• _OBJECTIVE_: Write out the material again word for word, dropping any images it holds.

• _ENTRIES SHOWN_:
· · · · ·

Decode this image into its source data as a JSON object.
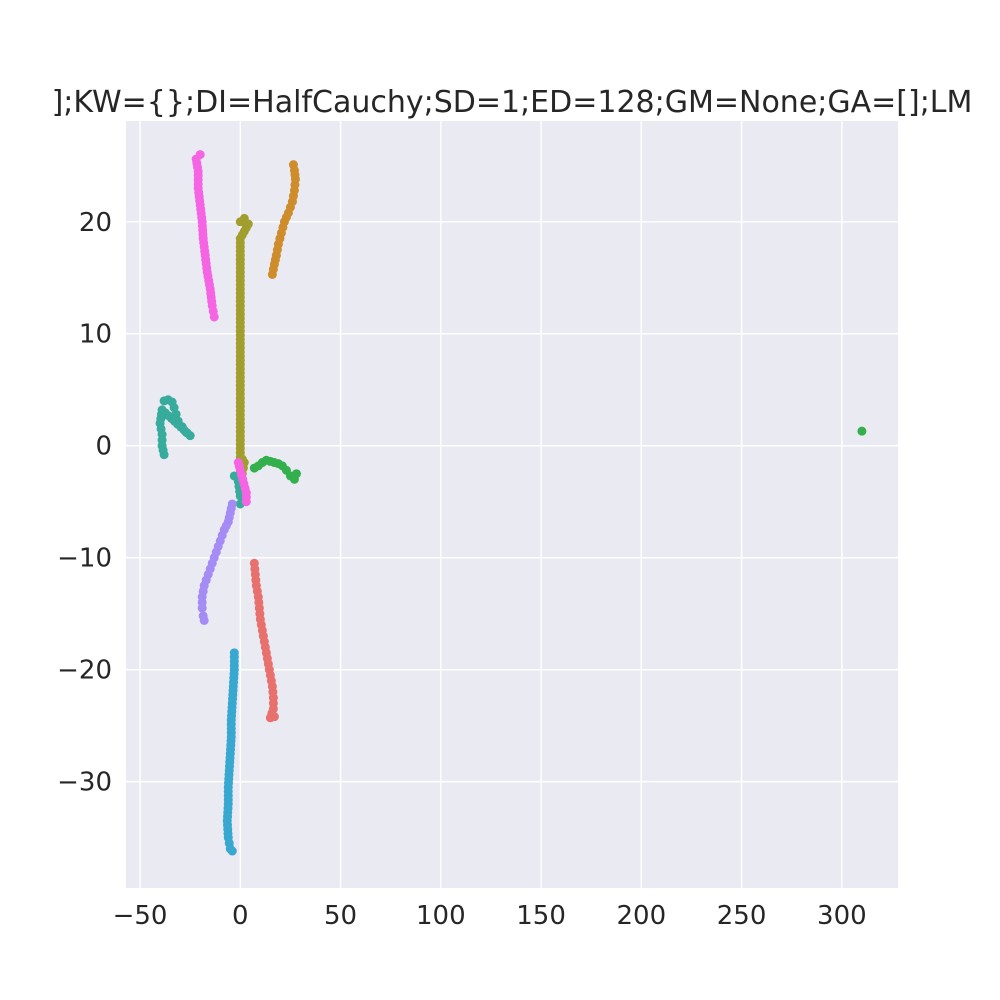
{
  "chart_data": {
    "type": "scatter",
    "title": "];KW={};DI=HalfCauchy;SD=1;ED=128;GM=None;GA=[];LM",
    "xlabel": "",
    "ylabel": "",
    "xlim": [
      -57,
      328
    ],
    "ylim": [
      -39.5,
      29
    ],
    "x_ticks": [
      -50,
      0,
      50,
      100,
      150,
      200,
      250,
      300
    ],
    "x_tick_labels": [
      "−50",
      "0",
      "50",
      "100",
      "150",
      "200",
      "250",
      "300"
    ],
    "y_ticks": [
      -30,
      -20,
      -10,
      0,
      10,
      20
    ],
    "y_tick_labels": [
      "−30",
      "−20",
      "−10",
      "0",
      "10",
      "20"
    ],
    "grid": true,
    "legend": "none",
    "background_color": "#eaeaf2",
    "grid_color": "#ffffff",
    "series": [
      {
        "color": "#e8706d",
        "points": [
          [
            7,
            -10.5
          ],
          [
            7.5,
            -11.5
          ],
          [
            8,
            -12.5
          ],
          [
            9,
            -13.5
          ],
          [
            9.5,
            -14.5
          ],
          [
            10,
            -15.5
          ],
          [
            11,
            -16.5
          ],
          [
            12,
            -17.5
          ],
          [
            13,
            -18.5
          ],
          [
            14,
            -19.5
          ],
          [
            15,
            -20.5
          ],
          [
            16,
            -21.5
          ],
          [
            16.5,
            -22.5
          ],
          [
            16.5,
            -23.5
          ],
          [
            15,
            -24.3
          ],
          [
            17,
            -24.2
          ]
        ]
      },
      {
        "color": "#ce8c2b",
        "points": [
          [
            16,
            15.3
          ],
          [
            17,
            16.2
          ],
          [
            18,
            17
          ],
          [
            19,
            18
          ],
          [
            20.5,
            19
          ],
          [
            22,
            20
          ],
          [
            24,
            20.8
          ],
          [
            26,
            21.8
          ],
          [
            27,
            22.8
          ],
          [
            27.5,
            23.8
          ],
          [
            27,
            24.6
          ],
          [
            26.5,
            25.1
          ]
        ]
      },
      {
        "color": "#a19e2d",
        "points": [
          [
            0,
            20
          ],
          [
            2,
            20.3
          ],
          [
            4,
            19.8
          ],
          [
            0,
            18.5
          ],
          [
            0,
            17
          ],
          [
            0,
            15.5
          ],
          [
            0,
            14
          ],
          [
            0,
            12.5
          ],
          [
            0,
            11
          ],
          [
            0,
            9.5
          ],
          [
            0,
            8
          ],
          [
            0,
            6.5
          ],
          [
            0,
            5
          ],
          [
            0,
            3.5
          ],
          [
            0,
            2
          ],
          [
            0,
            0.5
          ],
          [
            0,
            -1
          ],
          [
            1,
            -1.2
          ],
          [
            2,
            -1.5
          ],
          [
            1,
            -2.5
          ],
          [
            0,
            -3.5
          ]
        ]
      },
      {
        "color": "#33b04b",
        "points": [
          [
            7,
            -2
          ],
          [
            9,
            -1.8
          ],
          [
            11,
            -1.5
          ],
          [
            13,
            -1.3
          ],
          [
            15,
            -1.4
          ],
          [
            17,
            -1.5
          ],
          [
            19,
            -1.6
          ],
          [
            21,
            -1.8
          ],
          [
            23,
            -2.2
          ],
          [
            25,
            -2.7
          ],
          [
            27,
            -3
          ],
          [
            28,
            -2.5
          ],
          [
            310,
            1.3
          ]
        ]
      },
      {
        "color": "#37ab9c",
        "points": [
          [
            -38,
            4
          ],
          [
            -36,
            4.1
          ],
          [
            -34,
            3.9
          ],
          [
            -33,
            3.4
          ],
          [
            -32,
            2.8
          ],
          [
            -31,
            2.2
          ],
          [
            -29,
            1.7
          ],
          [
            -27,
            1.2
          ],
          [
            -25,
            0.9
          ],
          [
            -39,
            3.2
          ],
          [
            -40,
            2
          ],
          [
            -39,
            1
          ],
          [
            -39,
            0
          ],
          [
            -38,
            -0.8
          ],
          [
            -3,
            -2.7
          ],
          [
            -1,
            -3.2
          ],
          [
            0,
            -4.5
          ],
          [
            0,
            -5.2
          ]
        ]
      },
      {
        "color": "#38a8d0",
        "points": [
          [
            -3,
            -18.5
          ],
          [
            -3,
            -20
          ],
          [
            -3.5,
            -21.5
          ],
          [
            -4,
            -23
          ],
          [
            -4.5,
            -24.5
          ],
          [
            -4.5,
            -26
          ],
          [
            -5,
            -27.5
          ],
          [
            -5.5,
            -29
          ],
          [
            -6,
            -30.5
          ],
          [
            -6,
            -32
          ],
          [
            -6.5,
            -33.5
          ],
          [
            -6,
            -35
          ],
          [
            -5,
            -36
          ],
          [
            -4,
            -36.2
          ]
        ]
      },
      {
        "color": "#a48cf4",
        "points": [
          [
            -4,
            -5.2
          ],
          [
            -5,
            -6
          ],
          [
            -6,
            -6.8
          ],
          [
            -8,
            -7.5
          ],
          [
            -10,
            -8.5
          ],
          [
            -12,
            -9.5
          ],
          [
            -14,
            -10.5
          ],
          [
            -16,
            -11.5
          ],
          [
            -18,
            -12.5
          ],
          [
            -19,
            -13.5
          ],
          [
            -19,
            -14.5
          ],
          [
            -18.5,
            -15.2
          ],
          [
            -18,
            -15.6
          ]
        ]
      },
      {
        "color": "#f564e3",
        "points": [
          [
            -20,
            26
          ],
          [
            -22,
            25.6
          ],
          [
            -21,
            24.5
          ],
          [
            -21,
            23
          ],
          [
            -20,
            21.5
          ],
          [
            -19,
            20
          ],
          [
            -18.5,
            18.5
          ],
          [
            -17.5,
            17
          ],
          [
            -16.5,
            15.5
          ],
          [
            -15,
            14
          ],
          [
            -14,
            12.5
          ],
          [
            -13,
            11.5
          ],
          [
            -1,
            -1.5
          ],
          [
            0,
            -2.2
          ],
          [
            3,
            -4.2
          ],
          [
            3,
            -5
          ]
        ]
      }
    ]
  }
}
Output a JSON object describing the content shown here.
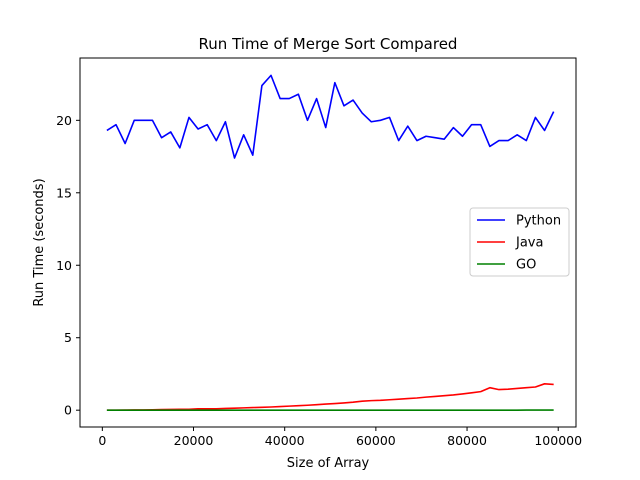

· · · · ·

• _WRITTEN SOLUTION_:
Decode this image into its source data as a JSON object.
{
  "chart_data": {
    "type": "scatter",
    "title": "];KW={};DI=HalfCauchy;SD=1;ED=128;GM=None;GA=[];LM",
    "xlabel": "",
    "ylabel": "",
    "xlim": [
      -57,
      328
    ],
    "ylim": [
      -39.5,
      29
    ],
    "x_ticks": [
      -50,
      0,
      50,
      100,
      150,
      200,
      250,
      300
    ],
    "x_tick_labels": [
      "−50",
      "0",
      "50",
      "100",
      "150",
      "200",
      "250",
      "300"
    ],
    "y_ticks": [
      -30,
      -20,
      -10,
      0,
      10,
      20
    ],
    "y_tick_labels": [
      "−30",
      "−20",
      "−10",
      "0",
      "10",
      "20"
    ],
    "grid": true,
    "legend": "none",
    "background_color": "#eaeaf2",
    "grid_color": "#ffffff",
    "series": [
      {
        "color": "#e8706d",
        "points": [
          [
            7,
            -10.5
          ],
          [
            7.5,
            -11.5
          ],
          [
            8,
            -12.5
          ],
          [
            9,
            -13.5
          ],
          [
            9.5,
            -14.5
          ],
          [
            10,
            -15.5
          ],
          [
            11,
            -16.5
          ],
          [
            12,
            -17.5
          ],
          [
            13,
            -18.5
          ],
          [
            14,
            -19.5
          ],
          [
            15,
            -20.5
          ],
          [
            16,
            -21.5
          ],
          [
            16.5,
            -22.5
          ],
          [
            16.5,
            -23.5
          ],
          [
            15,
            -24.3
          ],
          [
            17,
            -24.2
          ]
        ]
      },
      {
        "color": "#ce8c2b",
        "points": [
          [
            16,
            15.3
          ],
          [
            17,
            16.2
          ],
          [
            18,
            17
          ],
          [
            19,
            18
          ],
          [
            20.5,
            19
          ],
          [
            22,
            20
          ],
          [
            24,
            20.8
          ],
          [
            26,
            21.8
          ],
          [
            27,
            22.8
          ],
          [
            27.5,
            23.8
          ],
          [
            27,
            24.6
          ],
          [
            26.5,
            25.1
          ]
        ]
      },
      {
        "color": "#a19e2d",
        "points": [
          [
            0,
            20
          ],
          [
            2,
            20.3
          ],
          [
            4,
            19.8
          ],
          [
            0,
            18.5
          ],
          [
            0,
            17
          ],
          [
            0,
            15.5
          ],
          [
            0,
            14
          ],
          [
            0,
            12.5
          ],
          [
            0,
            11
          ],
          [
            0,
            9.5
          ],
          [
            0,
            8
          ],
          [
            0,
            6.5
          ],
          [
            0,
            5
          ],
          [
            0,
            3.5
          ],
          [
            0,
            2
          ],
          [
            0,
            0.5
          ],
          [
            0,
            -1
          ],
          [
            1,
            -1.2
          ],
          [
            2,
            -1.5
          ],
          [
            1,
            -2.5
          ],
          [
            0,
            -3.5
          ]
        ]
      },
      {
        "color": "#33b04b",
        "points": [
          [
            7,
            -2
          ],
          [
            9,
            -1.8
          ],
          [
            11,
            -1.5
          ],
          [
            13,
            -1.3
          ],
          [
            15,
            -1.4
          ],
          [
            17,
            -1.5
          ],
          [
            19,
            -1.6
          ],
          [
            21,
            -1.8
          ],
          [
            23,
            -2.2
          ],
          [
            25,
            -2.7
          ],
          [
            27,
            -3
          ],
          [
            28,
            -2.5
          ],
          [
            310,
            1.3
          ]
        ]
      },
      {
        "color": "#37ab9c",
        "points": [
          [
            -38,
            4
          ],
          [
            -36,
            4.1
          ],
          [
            -34,
            3.9
          ],
          [
            -33,
            3.4
          ],
          [
            -32,
            2.8
          ],
          [
            -31,
            2.2
          ],
          [
            -29,
            1.7
          ],
          [
            -27,
            1.2
          ],
          [
            -25,
            0.9
          ],
          [
            -39,
            3.2
          ],
          [
            -40,
            2
          ],
          [
            -39,
            1
          ],
          [
            -39,
            0
          ],
          [
            -38,
            -0.8
          ],
          [
            -3,
            -2.7
          ],
          [
            -1,
            -3.2
          ],
          [
            0,
            -4.5
          ],
          [
            0,
            -5.2
          ]
        ]
      },
      {
        "color": "#38a8d0",
        "points": [
          [
            -3,
            -18.5
          ],
          [
            -3,
            -20
          ],
          [
            -3.5,
            -21.5
          ],
          [
            -4,
            -23
          ],
          [
            -4.5,
            -24.5
          ],
          [
            -4.5,
            -26
          ],
          [
            -5,
            -27.5
          ],
          [
            -5.5,
            -29
          ],
          [
            -6,
            -30.5
          ],
          [
            -6,
            -32
          ],
          [
            -6.5,
            -33.5
          ],
          [
            -6,
            -35
          ],
          [
            -5,
            -36
          ],
          [
            -4,
            -36.2
          ]
        ]
      },
      {
        "color": "#a48cf4",
        "points": [
          [
            -4,
            -5.2
          ],
          [
            -5,
            -6
          ],
          [
            -6,
            -6.8
          ],
          [
            -8,
            -7.5
          ],
          [
            -10,
            -8.5
          ],
          [
            -12,
            -9.5
          ],
          [
            -14,
            -10.5
          ],
          [
            -16,
            -11.5
          ],
          [
            -18,
            -12.5
          ],
          [
            -19,
            -13.5
          ],
          [
            -19,
            -14.5
          ],
          [
            -18.5,
            -15.2
          ],
          [
            -18,
            -15.6
          ]
        ]
      },
      {
        "color": "#f564e3",
        "points": [
          [
            -20,
            26
          ],
          [
            -22,
            25.6
          ],
          [
            -21,
            24.5
          ],
          [
            -21,
            23
          ],
          [
            -20,
            21.5
          ],
          [
            -19,
            20
          ],
          [
            -18.5,
            18.5
          ],
          [
            -17.5,
            17
          ],
          [
            -16.5,
            15.5
          ],
          [
            -15,
            14
          ],
          [
            -14,
            12.5
          ],
          [
            -13,
            11.5
          ],
          [
            -1,
            -1.5
          ],
          [
            0,
            -2.2
          ],
          [
            3,
            -4.2
          ],
          [
            3,
            -5
          ]
        ]
      }
    ]
  }
}
Output a JSON object describing the content shown here.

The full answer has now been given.